--- Record list ---
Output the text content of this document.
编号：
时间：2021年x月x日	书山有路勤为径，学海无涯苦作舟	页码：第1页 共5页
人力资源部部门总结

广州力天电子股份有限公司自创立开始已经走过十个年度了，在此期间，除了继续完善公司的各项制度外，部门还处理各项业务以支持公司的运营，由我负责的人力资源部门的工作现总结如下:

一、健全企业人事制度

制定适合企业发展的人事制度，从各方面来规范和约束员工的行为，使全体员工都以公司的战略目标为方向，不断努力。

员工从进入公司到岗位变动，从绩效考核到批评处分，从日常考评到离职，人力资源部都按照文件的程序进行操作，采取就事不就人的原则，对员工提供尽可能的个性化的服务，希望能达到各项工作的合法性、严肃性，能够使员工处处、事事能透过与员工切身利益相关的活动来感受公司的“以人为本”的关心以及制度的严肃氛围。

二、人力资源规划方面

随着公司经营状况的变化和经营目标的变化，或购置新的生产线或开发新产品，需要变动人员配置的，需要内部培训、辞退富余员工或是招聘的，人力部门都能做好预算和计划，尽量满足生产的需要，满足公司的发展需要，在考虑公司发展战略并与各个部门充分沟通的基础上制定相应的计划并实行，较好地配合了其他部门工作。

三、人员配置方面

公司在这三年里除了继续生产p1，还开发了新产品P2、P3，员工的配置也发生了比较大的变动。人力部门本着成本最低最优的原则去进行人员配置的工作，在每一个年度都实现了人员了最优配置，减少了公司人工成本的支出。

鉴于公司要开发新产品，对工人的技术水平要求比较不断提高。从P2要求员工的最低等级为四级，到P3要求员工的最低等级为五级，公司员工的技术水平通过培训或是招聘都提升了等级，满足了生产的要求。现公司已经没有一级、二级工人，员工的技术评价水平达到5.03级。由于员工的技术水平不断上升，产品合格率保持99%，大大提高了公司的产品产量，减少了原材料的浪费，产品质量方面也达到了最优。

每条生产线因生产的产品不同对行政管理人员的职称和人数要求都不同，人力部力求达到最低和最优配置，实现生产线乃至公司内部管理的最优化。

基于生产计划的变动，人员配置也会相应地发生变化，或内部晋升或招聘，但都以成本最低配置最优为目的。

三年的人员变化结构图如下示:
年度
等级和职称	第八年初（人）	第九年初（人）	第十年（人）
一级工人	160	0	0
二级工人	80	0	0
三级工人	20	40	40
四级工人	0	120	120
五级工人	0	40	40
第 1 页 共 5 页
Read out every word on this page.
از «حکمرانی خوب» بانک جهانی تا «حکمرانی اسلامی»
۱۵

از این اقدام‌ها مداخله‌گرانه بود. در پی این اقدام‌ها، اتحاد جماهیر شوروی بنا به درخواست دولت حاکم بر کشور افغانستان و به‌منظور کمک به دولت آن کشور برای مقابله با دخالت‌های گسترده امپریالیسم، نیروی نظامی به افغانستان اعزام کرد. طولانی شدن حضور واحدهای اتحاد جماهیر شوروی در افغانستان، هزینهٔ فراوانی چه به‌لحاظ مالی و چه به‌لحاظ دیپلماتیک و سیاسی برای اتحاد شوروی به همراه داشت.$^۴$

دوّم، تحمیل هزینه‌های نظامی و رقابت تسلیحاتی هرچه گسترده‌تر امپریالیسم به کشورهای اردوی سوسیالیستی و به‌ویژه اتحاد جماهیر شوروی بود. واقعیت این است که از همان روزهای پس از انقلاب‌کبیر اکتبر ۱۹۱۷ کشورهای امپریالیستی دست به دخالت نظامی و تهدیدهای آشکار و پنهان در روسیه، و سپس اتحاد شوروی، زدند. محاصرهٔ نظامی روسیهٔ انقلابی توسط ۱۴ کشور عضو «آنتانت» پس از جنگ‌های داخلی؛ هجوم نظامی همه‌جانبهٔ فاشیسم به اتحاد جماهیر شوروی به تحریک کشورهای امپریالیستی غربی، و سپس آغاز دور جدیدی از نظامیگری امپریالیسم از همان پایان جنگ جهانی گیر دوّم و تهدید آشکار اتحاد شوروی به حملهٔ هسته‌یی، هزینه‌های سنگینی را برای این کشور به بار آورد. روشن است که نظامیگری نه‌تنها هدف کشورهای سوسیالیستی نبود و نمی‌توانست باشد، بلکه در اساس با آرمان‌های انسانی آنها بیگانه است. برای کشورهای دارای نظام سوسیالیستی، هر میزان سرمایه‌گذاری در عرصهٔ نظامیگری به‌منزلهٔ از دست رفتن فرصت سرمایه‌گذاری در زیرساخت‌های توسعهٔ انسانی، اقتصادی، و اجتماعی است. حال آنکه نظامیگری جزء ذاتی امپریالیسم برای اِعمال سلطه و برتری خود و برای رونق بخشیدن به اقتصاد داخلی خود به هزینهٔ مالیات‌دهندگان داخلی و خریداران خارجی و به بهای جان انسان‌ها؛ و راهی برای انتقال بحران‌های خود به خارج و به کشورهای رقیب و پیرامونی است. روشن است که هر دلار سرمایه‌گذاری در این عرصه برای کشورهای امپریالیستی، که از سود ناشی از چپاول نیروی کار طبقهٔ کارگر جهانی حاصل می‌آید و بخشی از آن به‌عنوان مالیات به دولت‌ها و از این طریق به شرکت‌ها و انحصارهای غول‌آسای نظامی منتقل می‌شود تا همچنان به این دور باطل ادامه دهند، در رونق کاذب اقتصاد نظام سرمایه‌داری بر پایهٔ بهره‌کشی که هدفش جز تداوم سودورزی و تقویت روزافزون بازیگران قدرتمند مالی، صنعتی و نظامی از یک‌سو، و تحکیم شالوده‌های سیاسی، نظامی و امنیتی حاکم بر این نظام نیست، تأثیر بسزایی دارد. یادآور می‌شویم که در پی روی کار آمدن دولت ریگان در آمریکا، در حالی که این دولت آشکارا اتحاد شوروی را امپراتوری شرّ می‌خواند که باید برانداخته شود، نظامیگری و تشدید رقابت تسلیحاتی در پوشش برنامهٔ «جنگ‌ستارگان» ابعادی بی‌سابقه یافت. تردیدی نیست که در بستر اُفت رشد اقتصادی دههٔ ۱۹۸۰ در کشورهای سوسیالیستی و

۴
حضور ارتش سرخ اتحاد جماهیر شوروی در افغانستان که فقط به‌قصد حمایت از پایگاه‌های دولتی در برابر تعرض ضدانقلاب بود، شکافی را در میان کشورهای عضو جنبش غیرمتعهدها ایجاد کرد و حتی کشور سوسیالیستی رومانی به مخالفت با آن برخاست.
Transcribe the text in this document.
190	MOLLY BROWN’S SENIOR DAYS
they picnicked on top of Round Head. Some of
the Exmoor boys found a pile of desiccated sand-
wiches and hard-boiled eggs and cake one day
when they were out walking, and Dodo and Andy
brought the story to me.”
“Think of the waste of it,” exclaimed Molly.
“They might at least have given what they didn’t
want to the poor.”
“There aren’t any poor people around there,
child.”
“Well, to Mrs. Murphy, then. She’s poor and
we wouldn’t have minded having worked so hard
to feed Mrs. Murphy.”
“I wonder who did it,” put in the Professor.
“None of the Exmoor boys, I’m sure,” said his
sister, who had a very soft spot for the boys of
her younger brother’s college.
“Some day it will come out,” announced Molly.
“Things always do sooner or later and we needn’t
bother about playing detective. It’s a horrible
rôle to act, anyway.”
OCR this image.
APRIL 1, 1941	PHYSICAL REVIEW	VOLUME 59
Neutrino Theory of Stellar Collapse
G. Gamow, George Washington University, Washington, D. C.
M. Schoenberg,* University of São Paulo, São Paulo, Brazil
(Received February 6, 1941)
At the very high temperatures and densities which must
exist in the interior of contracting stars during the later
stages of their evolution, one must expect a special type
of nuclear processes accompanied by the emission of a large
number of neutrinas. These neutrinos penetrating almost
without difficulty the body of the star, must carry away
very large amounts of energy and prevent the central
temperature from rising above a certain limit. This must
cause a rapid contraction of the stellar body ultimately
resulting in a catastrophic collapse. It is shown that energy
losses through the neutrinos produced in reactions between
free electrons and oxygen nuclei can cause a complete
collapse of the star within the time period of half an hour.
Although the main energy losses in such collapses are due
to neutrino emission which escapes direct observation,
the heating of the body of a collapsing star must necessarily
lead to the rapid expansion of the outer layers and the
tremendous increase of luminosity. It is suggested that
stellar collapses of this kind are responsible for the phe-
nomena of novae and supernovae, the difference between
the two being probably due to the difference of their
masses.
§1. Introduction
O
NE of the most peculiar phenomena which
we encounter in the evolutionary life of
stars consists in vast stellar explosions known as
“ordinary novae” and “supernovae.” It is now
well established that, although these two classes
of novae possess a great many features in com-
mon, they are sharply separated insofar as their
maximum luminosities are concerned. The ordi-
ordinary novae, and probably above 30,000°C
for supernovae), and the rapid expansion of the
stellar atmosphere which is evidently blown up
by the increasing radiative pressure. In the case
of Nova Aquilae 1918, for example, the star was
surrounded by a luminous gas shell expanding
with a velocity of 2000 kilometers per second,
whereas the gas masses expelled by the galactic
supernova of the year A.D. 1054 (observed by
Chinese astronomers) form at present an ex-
---
### The task
Search the entries for the word "losses", then list each line that holds it.

### Answer for this exercise
losses through the neutrinos produced in reactions between
Although the main energy losses in such collapses are due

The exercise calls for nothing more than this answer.